STATED GOAL ->
Every entry here needs to be repeated exactly.

ENTRIES SUPPLIED ->
* * *
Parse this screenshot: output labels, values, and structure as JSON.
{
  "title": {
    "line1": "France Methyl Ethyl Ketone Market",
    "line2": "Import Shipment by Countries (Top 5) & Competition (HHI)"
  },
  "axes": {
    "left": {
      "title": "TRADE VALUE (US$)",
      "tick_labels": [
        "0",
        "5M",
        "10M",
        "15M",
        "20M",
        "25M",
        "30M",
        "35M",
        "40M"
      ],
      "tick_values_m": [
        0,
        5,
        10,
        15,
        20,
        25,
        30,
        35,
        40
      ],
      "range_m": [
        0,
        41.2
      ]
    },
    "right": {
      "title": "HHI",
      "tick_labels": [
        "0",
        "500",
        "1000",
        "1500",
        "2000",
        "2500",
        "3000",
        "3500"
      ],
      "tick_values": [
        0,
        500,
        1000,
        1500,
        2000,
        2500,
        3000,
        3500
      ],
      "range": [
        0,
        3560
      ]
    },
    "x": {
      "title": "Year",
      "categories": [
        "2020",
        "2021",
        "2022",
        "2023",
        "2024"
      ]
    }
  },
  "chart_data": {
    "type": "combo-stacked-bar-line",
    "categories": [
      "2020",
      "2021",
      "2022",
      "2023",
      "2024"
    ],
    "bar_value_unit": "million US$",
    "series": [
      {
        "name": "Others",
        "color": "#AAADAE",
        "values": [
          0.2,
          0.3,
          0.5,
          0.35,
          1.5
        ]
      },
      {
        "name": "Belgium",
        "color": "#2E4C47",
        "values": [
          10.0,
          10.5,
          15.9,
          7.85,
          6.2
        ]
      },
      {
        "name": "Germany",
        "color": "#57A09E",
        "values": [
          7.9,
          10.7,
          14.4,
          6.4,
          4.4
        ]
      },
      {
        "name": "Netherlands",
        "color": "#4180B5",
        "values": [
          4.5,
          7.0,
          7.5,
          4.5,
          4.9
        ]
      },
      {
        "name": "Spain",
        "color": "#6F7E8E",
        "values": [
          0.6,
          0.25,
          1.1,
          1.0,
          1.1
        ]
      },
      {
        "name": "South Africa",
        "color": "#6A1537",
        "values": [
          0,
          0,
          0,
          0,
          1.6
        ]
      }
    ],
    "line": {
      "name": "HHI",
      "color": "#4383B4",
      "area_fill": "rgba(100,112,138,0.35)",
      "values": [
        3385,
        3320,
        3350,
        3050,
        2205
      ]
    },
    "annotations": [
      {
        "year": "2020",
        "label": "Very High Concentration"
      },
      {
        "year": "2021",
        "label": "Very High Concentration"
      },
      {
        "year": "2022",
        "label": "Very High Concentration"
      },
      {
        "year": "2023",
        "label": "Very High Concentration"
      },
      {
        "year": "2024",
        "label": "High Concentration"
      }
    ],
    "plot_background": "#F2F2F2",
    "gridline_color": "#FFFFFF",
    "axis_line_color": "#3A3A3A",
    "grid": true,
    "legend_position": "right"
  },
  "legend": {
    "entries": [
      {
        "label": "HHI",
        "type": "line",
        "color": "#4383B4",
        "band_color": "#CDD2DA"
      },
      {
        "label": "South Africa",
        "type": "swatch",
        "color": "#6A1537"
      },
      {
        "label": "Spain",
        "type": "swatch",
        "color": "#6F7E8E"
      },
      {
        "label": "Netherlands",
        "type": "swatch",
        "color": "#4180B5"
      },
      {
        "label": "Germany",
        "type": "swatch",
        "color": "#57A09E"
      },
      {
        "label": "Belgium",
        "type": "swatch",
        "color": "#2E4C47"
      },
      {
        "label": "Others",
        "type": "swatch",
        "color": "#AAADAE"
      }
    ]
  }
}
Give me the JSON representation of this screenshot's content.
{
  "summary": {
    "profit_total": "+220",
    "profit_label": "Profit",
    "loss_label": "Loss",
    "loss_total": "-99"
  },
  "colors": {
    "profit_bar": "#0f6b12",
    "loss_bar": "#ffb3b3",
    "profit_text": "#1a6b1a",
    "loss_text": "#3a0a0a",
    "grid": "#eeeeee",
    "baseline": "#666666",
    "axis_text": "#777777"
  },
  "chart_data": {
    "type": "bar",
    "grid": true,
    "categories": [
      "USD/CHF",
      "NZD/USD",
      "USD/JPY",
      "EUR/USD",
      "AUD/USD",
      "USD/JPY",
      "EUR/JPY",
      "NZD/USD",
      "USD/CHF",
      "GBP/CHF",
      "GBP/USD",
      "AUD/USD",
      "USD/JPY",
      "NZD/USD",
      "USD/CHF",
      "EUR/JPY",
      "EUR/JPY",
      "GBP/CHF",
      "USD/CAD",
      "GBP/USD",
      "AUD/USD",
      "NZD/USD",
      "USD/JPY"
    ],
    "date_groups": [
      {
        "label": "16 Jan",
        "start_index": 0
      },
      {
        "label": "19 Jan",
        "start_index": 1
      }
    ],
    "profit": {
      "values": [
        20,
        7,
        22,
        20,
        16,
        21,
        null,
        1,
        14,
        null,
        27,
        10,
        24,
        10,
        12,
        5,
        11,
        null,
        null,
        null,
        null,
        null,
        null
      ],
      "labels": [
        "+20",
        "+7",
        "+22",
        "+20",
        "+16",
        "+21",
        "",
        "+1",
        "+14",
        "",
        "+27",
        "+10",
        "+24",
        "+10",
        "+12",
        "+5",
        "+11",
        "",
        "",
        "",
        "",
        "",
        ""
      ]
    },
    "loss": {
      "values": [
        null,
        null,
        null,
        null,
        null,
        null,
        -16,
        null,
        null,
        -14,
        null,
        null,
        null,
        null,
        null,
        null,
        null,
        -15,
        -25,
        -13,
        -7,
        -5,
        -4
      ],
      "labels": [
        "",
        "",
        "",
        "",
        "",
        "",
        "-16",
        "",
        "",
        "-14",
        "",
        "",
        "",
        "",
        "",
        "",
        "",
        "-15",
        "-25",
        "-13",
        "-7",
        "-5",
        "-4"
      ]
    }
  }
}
* * *
OUTPUT FOR THIS TASK ->
Parse this screenshot: output labels, values, and structure as JSON.
{
  "title": {
    "line1": "France Methyl Ethyl Ketone Market",
    "line2": "Import Shipment by Countries (Top 5) & Competition (HHI)"
  },
  "axes": {
    "left": {
      "title": "TRADE VALUE (US$)",
      "tick_labels": [
        "0",
        "5M",
        "10M",
        "15M",
        "20M",
        "25M",
        "30M",
        "35M",
        "40M"
      ],
      "tick_values_m": [
        0,
        5,
        10,
        15,
        20,
        25,
        30,
        35,
        40
      ],
      "range_m": [
        0,
        41.2
      ]
    },
    "right": {
      "title": "HHI",
      "tick_labels": [
        "0",
        "500",
        "1000",
        "1500",
        "2000",
        "2500",
        "3000",
        "3500"
      ],
      "tick_values": [
        0,
        500,
        1000,
        1500,
        2000,
        2500,
        3000,
        3500
      ],
      "range": [
        0,
        3560
      ]
    },
    "x": {
      "title": "Year",
      "categories": [
        "2020",
        "2021",
        "2022",
        "2023",
        "2024"
      ]
    }
  },
  "chart_data": {
    "type": "combo-stacked-bar-line",
    "categories": [
      "2020",
      "2021",
      "2022",
      "2023",
      "2024"
    ],
    "bar_value_unit": "million US$",
    "series": [
      {
        "name": "Others",
        "color": "#AAADAE",
        "values": [
          0.2,
          0.3,
          0.5,
          0.35,
          1.5
        ]
      },
      {
        "name": "Belgium",
        "color": "#2E4C47",
        "values": [
          10.0,
          10.5,
          15.9,
          7.85,
          6.2
        ]
      },
      {
        "name": "Germany",
        "color": "#57A09E",
        "values": [
          7.9,
          10.7,
          14.4,
          6.4,
          4.4
        ]
      },
      {
        "name": "Netherlands",
        "color": "#4180B5",
        "values": [
          4.5,
          7.0,
          7.5,
          4.5,
          4.9
        ]
      },
      {
        "name": "Spain",
        "color": "#6F7E8E",
        "values": [
          0.6,
          0.25,
          1.1,
          1.0,
          1.1
        ]
      },
      {
        "name": "South Africa",
        "color": "#6A1537",
        "values": [
          0,
          0,
          0,
          0,
          1.6
        ]
      }
    ],
    "line": {
      "name": "HHI",
      "color": "#4383B4",
      "area_fill": "rgba(100,112,138,0.35)",
      "values": [
        3385,
        3320,
        3350,
        3050,
        2205
      ]
    },
    "annotations": [
      {
        "year": "2020",
        "label": "Very High Concentration"
      },
      {
        "year": "2021",
        "label": "Very High Concentration"
      },
      {
        "year": "2022",
        "label": "Very High Concentration"
      },
      {
        "year": "2023",
        "label": "Very High Concentration"
      },
      {
        "year": "2024",
        "label": "High Concentration"
      }
    ],
    "plot_background": "#F2F2F2",
    "gridline_color": "#FFFFFF",
    "axis_line_color": "#3A3A3A",
    "grid": true,
    "legend_position": "right"
  },
  "legend": {
    "entries": [
      {
        "label": "HHI",
        "type": "line",
        "color": "#4383B4",
        "band_color": "#CDD2DA"
      },
      {
        "label": "South Africa",
        "type": "swatch",
        "color": "#6A1537"
      },
      {
        "label": "Spain",
        "type": "swatch",
        "color": "#6F7E8E"
      },
      {
        "label": "Netherlands",
        "type": "swatch",
        "color": "#4180B5"
      },
      {
        "label": "Germany",
        "type": "swatch",
        "color": "#57A09E"
      },
      {
        "label": "Belgium",
        "type": "swatch",
        "color": "#2E4C47"
      },
      {
        "label": "Others",
        "type": "swatch",
        "color": "#AAADAE"
      }
    ]
  }
}
Give me the JSON representation of this screenshot's content.
{
  "summary": {
    "profit_total": "+220",
    "profit_label": "Profit",
    "loss_label": "Loss",
    "loss_total": "-99"
  },
  "colors": {
    "profit_bar": "#0f6b12",
    "loss_bar": "#ffb3b3",
    "profit_text": "#1a6b1a",
    "loss_text": "#3a0a0a",
    "grid": "#eeeeee",
    "baseline": "#666666",
    "axis_text": "#777777"
  },
  "chart_data": {
    "type": "bar",
    "grid": true,
    "categories": [
      "USD/CHF",
      "NZD/USD",
      "USD/JPY",
      "EUR/USD",
      "AUD/USD",
      "USD/JPY",
      "EUR/JPY",
      "NZD/USD",
      "USD/CHF",
      "GBP/CHF",
      "GBP/USD",
      "AUD/USD",
      "USD/JPY",
      "NZD/USD",
      "USD/CHF",
      "EUR/JPY",
      "EUR/JPY",
      "GBP/CHF",
      "USD/CAD",
      "GBP/USD",
      "AUD/USD",
      "NZD/USD",
      "USD/JPY"
    ],
    "date_groups": [
      {
        "label": "16 Jan",
        "start_index": 0
      },
      {
        "label": "19 Jan",
        "start_index": 1
      }
    ],
    "profit": {
      "values": [
        20,
        7,
        22,
        20,
        16,
        21,
        null,
        1,
        14,
        null,
        27,
        10,
        24,
        10,
        12,
        5,
        11,
        null,
        null,
        null,
        null,
        null,
        null
      ],
      "labels": [
        "+20",
        "+7",
        "+22",
        "+20",
        "+16",
        "+21",
        "",
        "+1",
        "+14",
        "",
        "+27",
        "+10",
        "+24",
        "+10",
        "+12",
        "+5",
        "+11",
        "",
        "",
        "",
        "",
        "",
        ""
      ]
    },
    "loss": {
      "values": [
        null,
        null,
        null,
        null,
        null,
        null,
        -16,
        null,
        null,
        -14,
        null,
        null,
        null,
        null,
        null,
        null,
        null,
        -15,
        -25,
        -13,
        -7,
        -5,
        -4
      ],
      "labels": [
        "",
        "",
        "",
        "",
        "",
        "",
        "-16",
        "",
        "",
        "-14",
        "",
        "",
        "",
        "",
        "",
        "",
        "",
        "-15",
        "-25",
        "-13",
        "-7",
        "-5",
        "-4"
      ]
    }
  }
}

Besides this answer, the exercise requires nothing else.